>> Begin

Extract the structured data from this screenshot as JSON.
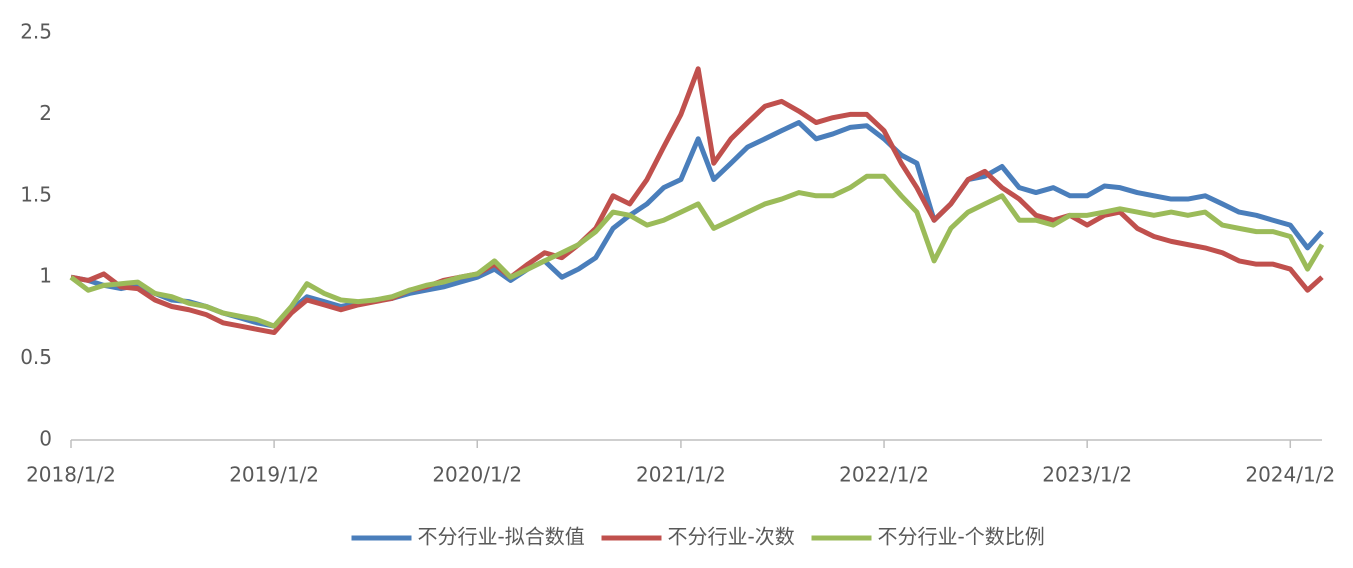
{
  "chart_data": {
    "type": "line",
    "x": [
      "2018/1/2",
      "2018/2/2",
      "2018/3/2",
      "2018/4/2",
      "2018/5/2",
      "2018/6/2",
      "2018/7/2",
      "2018/8/2",
      "2018/9/2",
      "2018/10/2",
      "2018/11/2",
      "2018/12/2",
      "2019/1/2",
      "2019/2/2",
      "2019/3/2",
      "2019/4/2",
      "2019/5/2",
      "2019/6/2",
      "2019/7/2",
      "2019/8/2",
      "2019/9/2",
      "2019/10/2",
      "2019/11/2",
      "2019/12/2",
      "2020/1/2",
      "2020/2/2",
      "2020/3/2",
      "2020/4/2",
      "2020/5/2",
      "2020/6/2",
      "2020/7/2",
      "2020/8/2",
      "2020/9/2",
      "2020/10/2",
      "2020/11/2",
      "2020/12/2",
      "2021/1/2",
      "2021/2/2",
      "2021/3/2",
      "2021/4/2",
      "2021/5/2",
      "2021/6/2",
      "2021/7/2",
      "2021/8/2",
      "2021/9/2",
      "2021/10/2",
      "2021/11/2",
      "2021/12/2",
      "2022/1/2",
      "2022/2/2",
      "2022/3/2",
      "2022/4/2",
      "2022/5/2",
      "2022/6/2",
      "2022/7/2",
      "2022/8/2",
      "2022/9/2",
      "2022/10/2",
      "2022/11/2",
      "2022/12/2",
      "2023/1/2",
      "2023/2/2",
      "2023/3/2",
      "2023/4/2",
      "2023/5/2",
      "2023/6/2",
      "2023/7/2",
      "2023/8/2",
      "2023/9/2",
      "2023/10/2",
      "2023/11/2",
      "2023/12/2",
      "2024/1/2",
      "2024/2/2",
      "2024/2/28"
    ],
    "series": [
      {
        "name": "不分行业-拟合数值",
        "color": "#4a7ebb",
        "values": [
          1.0,
          0.98,
          0.95,
          0.93,
          0.95,
          0.9,
          0.86,
          0.85,
          0.82,
          0.78,
          0.75,
          0.72,
          0.7,
          0.8,
          0.88,
          0.85,
          0.82,
          0.84,
          0.86,
          0.87,
          0.9,
          0.92,
          0.94,
          0.97,
          1.0,
          1.05,
          0.98,
          1.05,
          1.1,
          1.0,
          1.05,
          1.12,
          1.3,
          1.38,
          1.45,
          1.55,
          1.6,
          1.85,
          1.6,
          1.7,
          1.8,
          1.85,
          1.9,
          1.95,
          1.85,
          1.88,
          1.92,
          1.93,
          1.85,
          1.75,
          1.7,
          1.35,
          1.45,
          1.6,
          1.62,
          1.68,
          1.55,
          1.52,
          1.55,
          1.5,
          1.5,
          1.56,
          1.55,
          1.52,
          1.5,
          1.48,
          1.48,
          1.5,
          1.45,
          1.4,
          1.38,
          1.35,
          1.32,
          1.18,
          1.28
        ]
      },
      {
        "name": "不分行业-次数",
        "color": "#c0504d",
        "values": [
          1.0,
          0.98,
          1.02,
          0.94,
          0.93,
          0.86,
          0.82,
          0.8,
          0.77,
          0.72,
          0.7,
          0.68,
          0.66,
          0.78,
          0.86,
          0.83,
          0.8,
          0.83,
          0.85,
          0.87,
          0.92,
          0.94,
          0.98,
          1.0,
          1.02,
          1.08,
          1.0,
          1.08,
          1.15,
          1.12,
          1.2,
          1.3,
          1.5,
          1.45,
          1.6,
          1.8,
          2.0,
          2.28,
          1.7,
          1.85,
          1.95,
          2.05,
          2.08,
          2.02,
          1.95,
          1.98,
          2.0,
          2.0,
          1.9,
          1.7,
          1.55,
          1.35,
          1.45,
          1.6,
          1.65,
          1.55,
          1.48,
          1.38,
          1.35,
          1.38,
          1.32,
          1.38,
          1.4,
          1.3,
          1.25,
          1.22,
          1.2,
          1.18,
          1.15,
          1.1,
          1.08,
          1.08,
          1.05,
          0.92,
          1.0
        ]
      },
      {
        "name": "不分行业-个数比例",
        "color": "#9bbb59",
        "values": [
          1.0,
          0.92,
          0.95,
          0.96,
          0.97,
          0.9,
          0.88,
          0.84,
          0.82,
          0.78,
          0.76,
          0.74,
          0.7,
          0.82,
          0.96,
          0.9,
          0.86,
          0.85,
          0.86,
          0.88,
          0.92,
          0.95,
          0.97,
          1.0,
          1.02,
          1.1,
          1.0,
          1.05,
          1.1,
          1.15,
          1.2,
          1.28,
          1.4,
          1.38,
          1.32,
          1.35,
          1.4,
          1.45,
          1.3,
          1.35,
          1.4,
          1.45,
          1.48,
          1.52,
          1.5,
          1.5,
          1.55,
          1.62,
          1.62,
          1.5,
          1.4,
          1.1,
          1.3,
          1.4,
          1.45,
          1.5,
          1.35,
          1.35,
          1.32,
          1.38,
          1.38,
          1.4,
          1.42,
          1.4,
          1.38,
          1.4,
          1.38,
          1.4,
          1.32,
          1.3,
          1.28,
          1.28,
          1.25,
          1.05,
          1.2
        ]
      }
    ],
    "xlim": [
      "2018/1/2",
      "2024/2/28"
    ],
    "xticks": [
      "2018/1/2",
      "2019/1/2",
      "2020/1/2",
      "2021/1/2",
      "2022/1/2",
      "2023/1/2",
      "2024/1/2"
    ],
    "ylim": [
      0,
      2.5
    ],
    "yticks": [
      0,
      0.5,
      1,
      1.5,
      2,
      2.5
    ],
    "grid": false,
    "legend": "bottom"
  }
}
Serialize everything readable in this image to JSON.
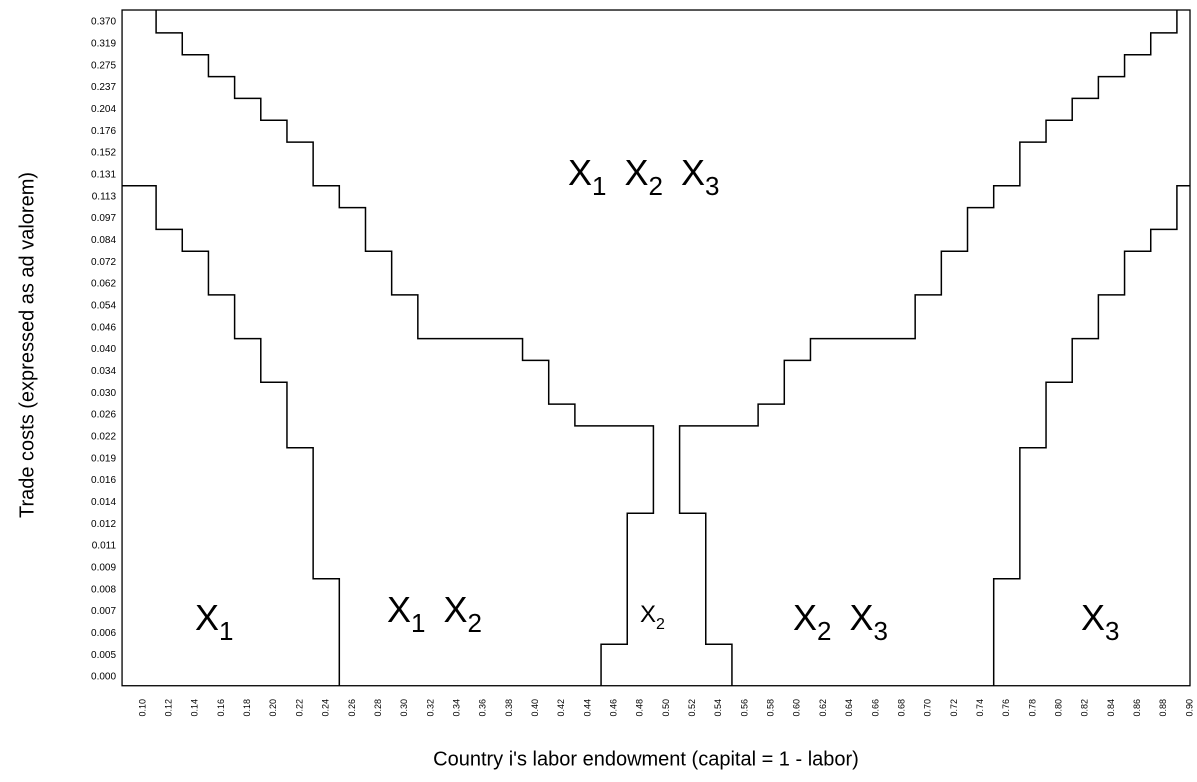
{
  "chart_data": {
    "type": "line",
    "x_label": "Country i's labor endowment  (capital = 1 - labor)",
    "y_label": "Trade costs (expressed as ad valorem)",
    "xlim": [
      0.084,
      0.9
    ],
    "ylim": [
      -0.002,
      0.398
    ],
    "xticks": [
      {
        "value": 0.1,
        "label": "0.10"
      },
      {
        "value": 0.12,
        "label": "0.12"
      },
      {
        "value": 0.14,
        "label": "0.14"
      },
      {
        "value": 0.16,
        "label": "0.16"
      },
      {
        "value": 0.18,
        "label": "0.18"
      },
      {
        "value": 0.2,
        "label": "0.20"
      },
      {
        "value": 0.22,
        "label": "0.22"
      },
      {
        "value": 0.24,
        "label": "0.24"
      },
      {
        "value": 0.26,
        "label": "0.26"
      },
      {
        "value": 0.28,
        "label": "0.28"
      },
      {
        "value": 0.3,
        "label": "0.30"
      },
      {
        "value": 0.32,
        "label": "0.32"
      },
      {
        "value": 0.34,
        "label": "0.34"
      },
      {
        "value": 0.36,
        "label": "0.36"
      },
      {
        "value": 0.38,
        "label": "0.38"
      },
      {
        "value": 0.4,
        "label": "0.40"
      },
      {
        "value": 0.42,
        "label": "0.42"
      },
      {
        "value": 0.44,
        "label": "0.44"
      },
      {
        "value": 0.46,
        "label": "0.46"
      },
      {
        "value": 0.48,
        "label": "0.48"
      },
      {
        "value": 0.5,
        "label": "0.50"
      },
      {
        "value": 0.52,
        "label": "0.52"
      },
      {
        "value": 0.54,
        "label": "0.54"
      },
      {
        "value": 0.56,
        "label": "0.56"
      },
      {
        "value": 0.58,
        "label": "0.58"
      },
      {
        "value": 0.6,
        "label": "0.60"
      },
      {
        "value": 0.62,
        "label": "0.62"
      },
      {
        "value": 0.64,
        "label": "0.64"
      },
      {
        "value": 0.66,
        "label": "0.66"
      },
      {
        "value": 0.68,
        "label": "0.68"
      },
      {
        "value": 0.7,
        "label": "0.70"
      },
      {
        "value": 0.72,
        "label": "0.72"
      },
      {
        "value": 0.74,
        "label": "0.74"
      },
      {
        "value": 0.76,
        "label": "0.76"
      },
      {
        "value": 0.78,
        "label": "0.78"
      },
      {
        "value": 0.8,
        "label": "0.80"
      },
      {
        "value": 0.82,
        "label": "0.82"
      },
      {
        "value": 0.84,
        "label": "0.84"
      },
      {
        "value": 0.86,
        "label": "0.86"
      },
      {
        "value": 0.88,
        "label": "0.88"
      },
      {
        "value": 0.9,
        "label": "0.90"
      }
    ],
    "yticks": [
      {
        "value": 0.37,
        "label": "0.370"
      },
      {
        "value": 0.319,
        "label": "0.319"
      },
      {
        "value": 0.275,
        "label": "0.275"
      },
      {
        "value": 0.237,
        "label": "0.237"
      },
      {
        "value": 0.204,
        "label": "0.204"
      },
      {
        "value": 0.176,
        "label": "0.176"
      },
      {
        "value": 0.152,
        "label": "0.152"
      },
      {
        "value": 0.131,
        "label": "0.131"
      },
      {
        "value": 0.113,
        "label": "0.113"
      },
      {
        "value": 0.097,
        "label": "0.097"
      },
      {
        "value": 0.084,
        "label": "0.084"
      },
      {
        "value": 0.072,
        "label": "0.072"
      },
      {
        "value": 0.062,
        "label": "0.062"
      },
      {
        "value": 0.054,
        "label": "0.054"
      },
      {
        "value": 0.046,
        "label": "0.046"
      },
      {
        "value": 0.04,
        "label": "0.040"
      },
      {
        "value": 0.034,
        "label": "0.034"
      },
      {
        "value": 0.03,
        "label": "0.030"
      },
      {
        "value": 0.026,
        "label": "0.026"
      },
      {
        "value": 0.022,
        "label": "0.022"
      },
      {
        "value": 0.019,
        "label": "0.019"
      },
      {
        "value": 0.016,
        "label": "0.016"
      },
      {
        "value": 0.014,
        "label": "0.014"
      },
      {
        "value": 0.012,
        "label": "0.012"
      },
      {
        "value": 0.011,
        "label": "0.011"
      },
      {
        "value": 0.009,
        "label": "0.009"
      },
      {
        "value": 0.008,
        "label": "0.008"
      },
      {
        "value": 0.007,
        "label": "0.007"
      },
      {
        "value": 0.006,
        "label": "0.006"
      },
      {
        "value": 0.005,
        "label": "0.005"
      },
      {
        "value": 0,
        "label": "0.000"
      }
    ],
    "series": [
      {
        "color": "#000000",
        "x": [
          0.11,
          0.11,
          0.13,
          0.13,
          0.15,
          0.15,
          0.17,
          0.17,
          0.19,
          0.19,
          0.21,
          0.21,
          0.23,
          0.23,
          0.25,
          0.25,
          0.27,
          0.27,
          0.29,
          0.29,
          0.31,
          0.31,
          0.39,
          0.39,
          0.41,
          0.41,
          0.43,
          0.43,
          0.49,
          0.49,
          0.47,
          0.47,
          0.45,
          0.45
        ],
        "values": [
          0.398,
          0.3445,
          0.3445,
          0.297,
          0.297,
          0.256,
          0.256,
          0.2205,
          0.2205,
          0.19,
          0.19,
          0.164,
          0.164,
          0.122,
          0.122,
          0.105,
          0.105,
          0.078,
          0.078,
          0.058,
          0.058,
          0.043,
          0.043,
          0.037,
          0.037,
          0.028,
          0.028,
          0.024,
          0.024,
          0.013,
          0.013,
          0.0055,
          0.0055,
          -0.002
        ]
      },
      {
        "color": "#000000",
        "x": [
          0.89,
          0.89,
          0.87,
          0.87,
          0.85,
          0.85,
          0.83,
          0.83,
          0.81,
          0.81,
          0.79,
          0.79,
          0.77,
          0.77,
          0.75,
          0.75,
          0.73,
          0.73,
          0.71,
          0.71,
          0.69,
          0.69,
          0.61,
          0.61,
          0.59,
          0.59,
          0.57,
          0.57,
          0.51,
          0.51,
          0.53,
          0.53,
          0.55,
          0.55
        ],
        "values": [
          0.398,
          0.3445,
          0.3445,
          0.297,
          0.297,
          0.256,
          0.256,
          0.2205,
          0.2205,
          0.19,
          0.19,
          0.164,
          0.164,
          0.122,
          0.122,
          0.105,
          0.105,
          0.078,
          0.078,
          0.058,
          0.058,
          0.043,
          0.043,
          0.037,
          0.037,
          0.028,
          0.028,
          0.024,
          0.024,
          0.013,
          0.013,
          0.0055,
          0.0055,
          -0.002
        ]
      },
      {
        "color": "#000000",
        "x": [
          0.084,
          0.11,
          0.11,
          0.13,
          0.13,
          0.15,
          0.15,
          0.17,
          0.17,
          0.19,
          0.19,
          0.21,
          0.21,
          0.23,
          0.23,
          0.25,
          0.25
        ],
        "values": [
          0.122,
          0.122,
          0.0905,
          0.0905,
          0.078,
          0.078,
          0.058,
          0.058,
          0.043,
          0.043,
          0.032,
          0.032,
          0.0205,
          0.0205,
          0.0085,
          0.0085,
          -0.002
        ]
      },
      {
        "color": "#000000",
        "x": [
          0.9,
          0.89,
          0.89,
          0.87,
          0.87,
          0.85,
          0.85,
          0.83,
          0.83,
          0.81,
          0.81,
          0.79,
          0.79,
          0.77,
          0.77,
          0.75,
          0.75
        ],
        "values": [
          0.122,
          0.122,
          0.0905,
          0.0905,
          0.078,
          0.078,
          0.058,
          0.058,
          0.043,
          0.043,
          0.032,
          0.032,
          0.0205,
          0.0205,
          0.0085,
          0.0085,
          -0.002
        ]
      }
    ],
    "annotations": [
      {
        "parts": [
          {
            "text": "X",
            "sub": "1"
          },
          {
            "text": "X",
            "sub": "2"
          },
          {
            "text": "X",
            "sub": "3"
          }
        ]
      },
      {
        "parts": [
          {
            "text": "X",
            "sub": "1"
          }
        ]
      },
      {
        "parts": [
          {
            "text": "X",
            "sub": "1"
          },
          {
            "text": "X",
            "sub": "2"
          }
        ]
      },
      {
        "parts": [
          {
            "text": "X",
            "sub": "2"
          }
        ]
      },
      {
        "parts": [
          {
            "text": "X",
            "sub": "2"
          },
          {
            "text": "X",
            "sub": "3"
          }
        ]
      },
      {
        "parts": [
          {
            "text": "X",
            "sub": "3"
          }
        ]
      }
    ]
  }
}
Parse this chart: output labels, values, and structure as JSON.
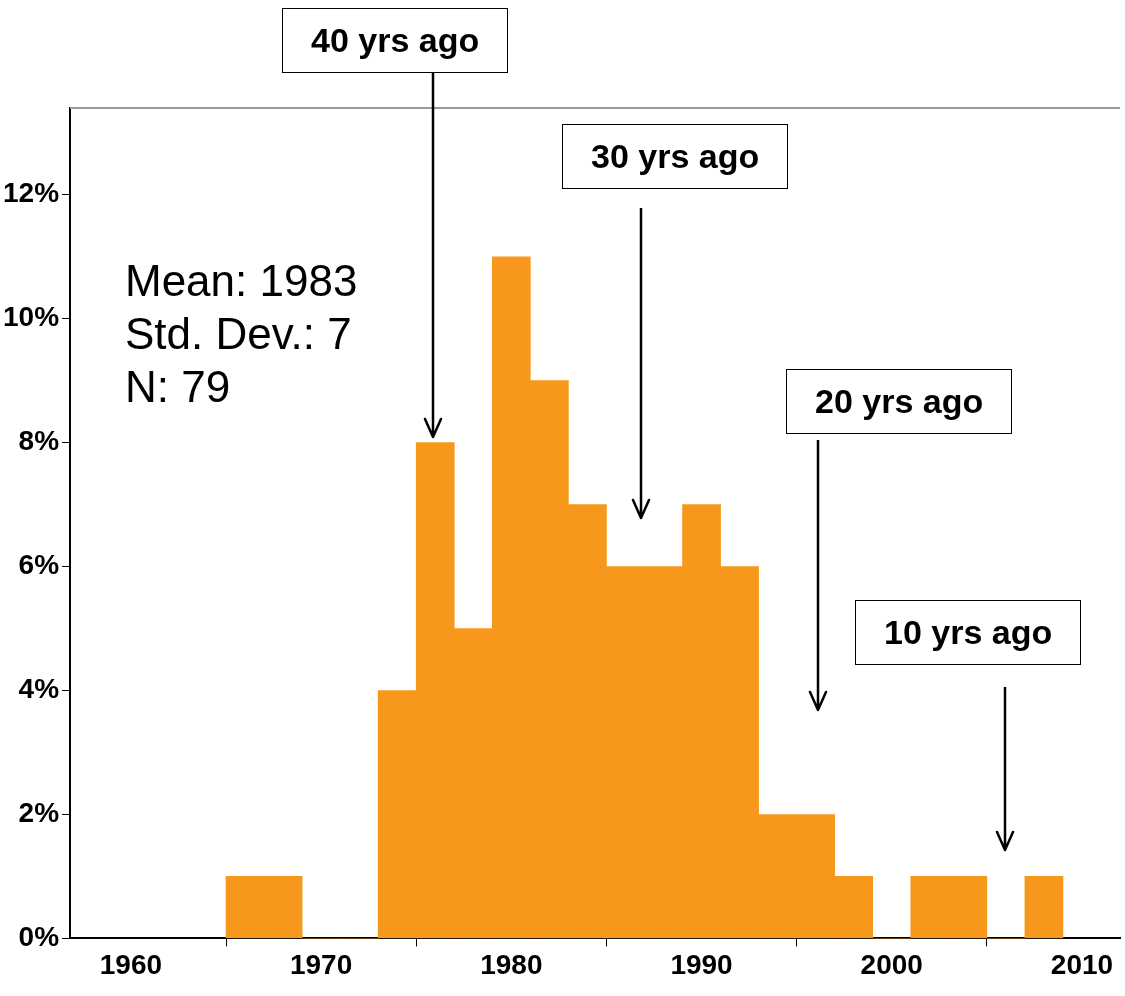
{
  "chart_data": {
    "type": "histogram",
    "bins": [
      1965,
      1967,
      1969,
      1971,
      1973,
      1975,
      1977,
      1979,
      1981,
      1983,
      1985,
      1987,
      1989,
      1991,
      1993,
      1995,
      1997,
      1999,
      2001,
      2003,
      2005,
      2007,
      2009
    ],
    "values": [
      1,
      1,
      0,
      0,
      4,
      8,
      5,
      11,
      9,
      7,
      6,
      6,
      7,
      6,
      2,
      2,
      1,
      0,
      1,
      1,
      0,
      1
    ],
    "color": "#f7981d",
    "xlim": [
      1956.8,
      2012
    ],
    "xticks": [
      1960,
      1970,
      1980,
      1990,
      2000,
      2010
    ],
    "ylim": [
      0,
      13.4
    ],
    "yticks": [
      {
        "value": 0,
        "label": "0%"
      },
      {
        "value": 2,
        "label": "2%"
      },
      {
        "value": 4,
        "label": "4%"
      },
      {
        "value": 6,
        "label": "6%"
      },
      {
        "value": 8,
        "label": "8%"
      },
      {
        "value": 10,
        "label": "10%"
      },
      {
        "value": 12,
        "label": "12%"
      }
    ],
    "grid": false,
    "annotations": [
      "40 yrs ago",
      "30 yrs ago",
      "20 yrs ago",
      "10 yrs ago",
      "Mean: 1983",
      "Std. Dev.: 7",
      "N: 79"
    ]
  }
}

>> End

What you have to do =>
Produce an exact copy of only those lines that run from the line with "Parse this chart: output" to the final line of the records, including both; exclude images.

Solution to the problem =>
Parse this chart: output labels, values, and structure as JSON.
{
  "chart_data": {
    "type": "histogram",
    "bins": [
      1965,
      1967,
      1969,
      1971,
      1973,
      1975,
      1977,
      1979,
      1981,
      1983,
      1985,
      1987,
      1989,
      1991,
      1993,
      1995,
      1997,
      1999,
      2001,
      2003,
      2005,
      2007,
      2009
    ],
    "values": [
      1,
      1,
      0,
      0,
      4,
      8,
      5,
      11,
      9,
      7,
      6,
      6,
      7,
      6,
      2,
      2,
      1,
      0,
      1,
      1,
      0,
      1
    ],
    "color": "#f7981d",
    "xlim": [
      1956.8,
      2012
    ],
    "xticks": [
      1960,
      1970,
      1980,
      1990,
      2000,
      2010
    ],
    "ylim": [
      0,
      13.4
    ],
    "yticks": [
      {
        "value": 0,
        "label": "0%"
      },
      {
        "value": 2,
        "label": "2%"
      },
      {
        "value": 4,
        "label": "4%"
      },
      {
        "value": 6,
        "label": "6%"
      },
      {
        "value": 8,
        "label": "8%"
      },
      {
        "value": 10,
        "label": "10%"
      },
      {
        "value": 12,
        "label": "12%"
      }
    ],
    "grid": false,
    "annotations": [
      "40 yrs ago",
      "30 yrs ago",
      "20 yrs ago",
      "10 yrs ago",
      "Mean: 1983",
      "Std. Dev.: 7",
      "N: 79"
    ]
  }
}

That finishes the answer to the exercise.